§ AIM: Copy the material that follows word for word and omit its pictures.

§ EXERCISE INPUTS:

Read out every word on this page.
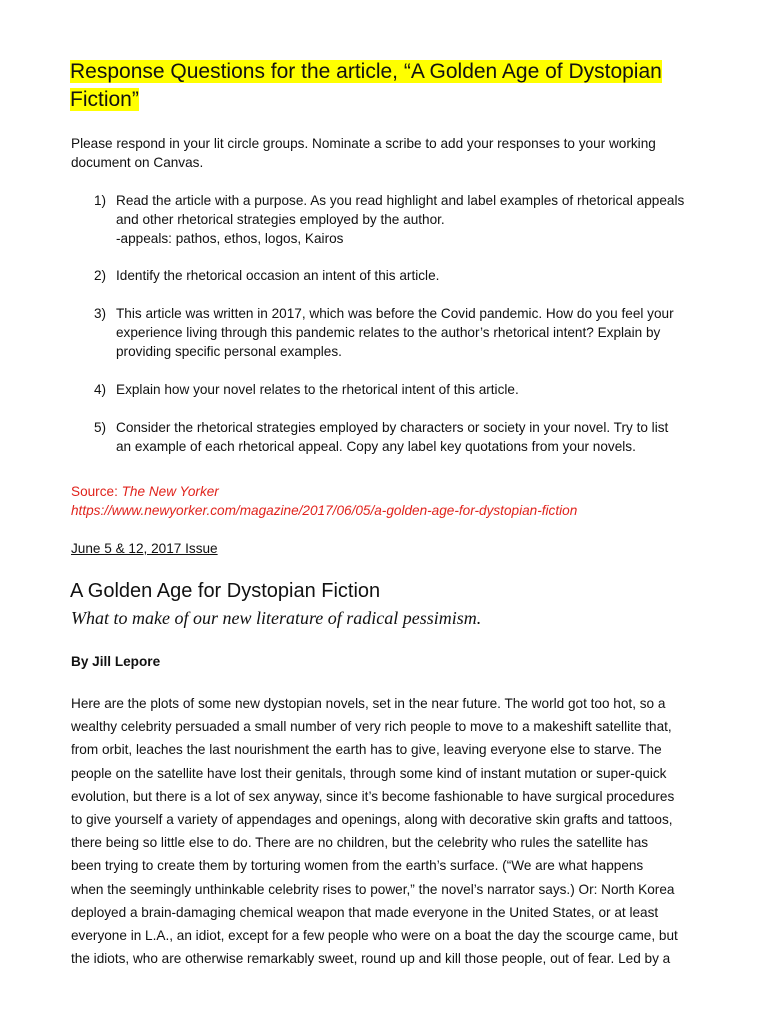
Response Questions for the article, “A Golden Age of Dystopian
Fiction”
Please respond in your lit circle groups. Nominate a scribe to add your responses to your working
document on Canvas.
1) Read the article with a purpose. As you read highlight and label examples of rhetorical appeals
and other rhetorical strategies employed by the author.
-appeals: pathos, ethos, logos, Kairos
2) Identify the rhetorical occasion an intent of this article.
3) This article was written in 2017, which was before the Covid pandemic. How do you feel your
experience living through this pandemic relates to the author’s rhetorical intent? Explain by
providing specific personal examples.
4) Explain how your novel relates to the rhetorical intent of this article.
5) Consider the rhetorical strategies employed by characters or society in your novel. Try to list
an example of each rhetorical appeal. Copy any label key quotations from your novels.
Source: The New Yorker
https://www.newyorker.com/magazine/2017/06/05/a-golden-age-for-dystopian-fiction
June 5 & 12, 2017 Issue
A Golden Age for Dystopian Fiction
What to make of our new literature of radical pessimism.
By Jill Lepore
Here are the plots of some new dystopian novels, set in the near future. The world got too hot, so a
wealthy celebrity persuaded a small number of very rich people to move to a makeshift satellite that,
from orbit, leaches the last nourishment the earth has to give, leaving everyone else to starve. The
people on the satellite have lost their genitals, through some kind of instant mutation or super-quick
evolution, but there is a lot of sex anyway, since it’s become fashionable to have surgical procedures
to give yourself a variety of appendages and openings, along with decorative skin grafts and tattoos,
there being so little else to do. There are no children, but the celebrity who rules the satellite has
been trying to create them by torturing women from the earth’s surface. (“We are what happens
when the seemingly unthinkable celebrity rises to power,” the novel’s narrator says.) Or: North Korea
deployed a brain-damaging chemical weapon that made everyone in the United States, or at least
everyone in L.A., an idiot, except for a few people who were on a boat the day the scourge came, but
the idiots, who are otherwise remarkably sweet, round up and kill those people, out of fear. Led by a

§ COMPLETED EXERCISE:
Read out every word on this page.
Response Questions for the article, “A Golden Age of Dystopian
Fiction”
Please respond in your lit circle groups. Nominate a scribe to add your responses to your working
document on Canvas.
1) Read the article with a purpose. As you read highlight and label examples of rhetorical appeals
and other rhetorical strategies employed by the author.
-appeals: pathos, ethos, logos, Kairos
2) Identify the rhetorical occasion an intent of this article.
3) This article was written in 2017, which was before the Covid pandemic. How do you feel your
experience living through this pandemic relates to the author’s rhetorical intent? Explain by
providing specific personal examples.
4) Explain how your novel relates to the rhetorical intent of this article.
5) Consider the rhetorical strategies employed by characters or society in your novel. Try to list
an example of each rhetorical appeal. Copy any label key quotations from your novels.
Source: The New Yorker
https://www.newyorker.com/magazine/2017/06/05/a-golden-age-for-dystopian-fiction
June 5 & 12, 2017 Issue
A Golden Age for Dystopian Fiction
What to make of our new literature of radical pessimism.
By Jill Lepore
Here are the plots of some new dystopian novels, set in the near future. The world got too hot, so a
wealthy celebrity persuaded a small number of very rich people to move to a makeshift satellite that,
from orbit, leaches the last nourishment the earth has to give, leaving everyone else to starve. The
people on the satellite have lost their genitals, through some kind of instant mutation or super-quick
evolution, but there is a lot of sex anyway, since it’s become fashionable to have surgical procedures
to give yourself a variety of appendages and openings, along with decorative skin grafts and tattoos,
there being so little else to do. There are no children, but the celebrity who rules the satellite has
been trying to create them by torturing women from the earth’s surface. (“We are what happens
when the seemingly unthinkable celebrity rises to power,” the novel’s narrator says.) Or: North Korea
deployed a brain-damaging chemical weapon that made everyone in the United States, or at least
everyone in L.A., an idiot, except for a few people who were on a boat the day the scourge came, but
the idiots, who are otherwise remarkably sweet, round up and kill those people, out of fear. Led by a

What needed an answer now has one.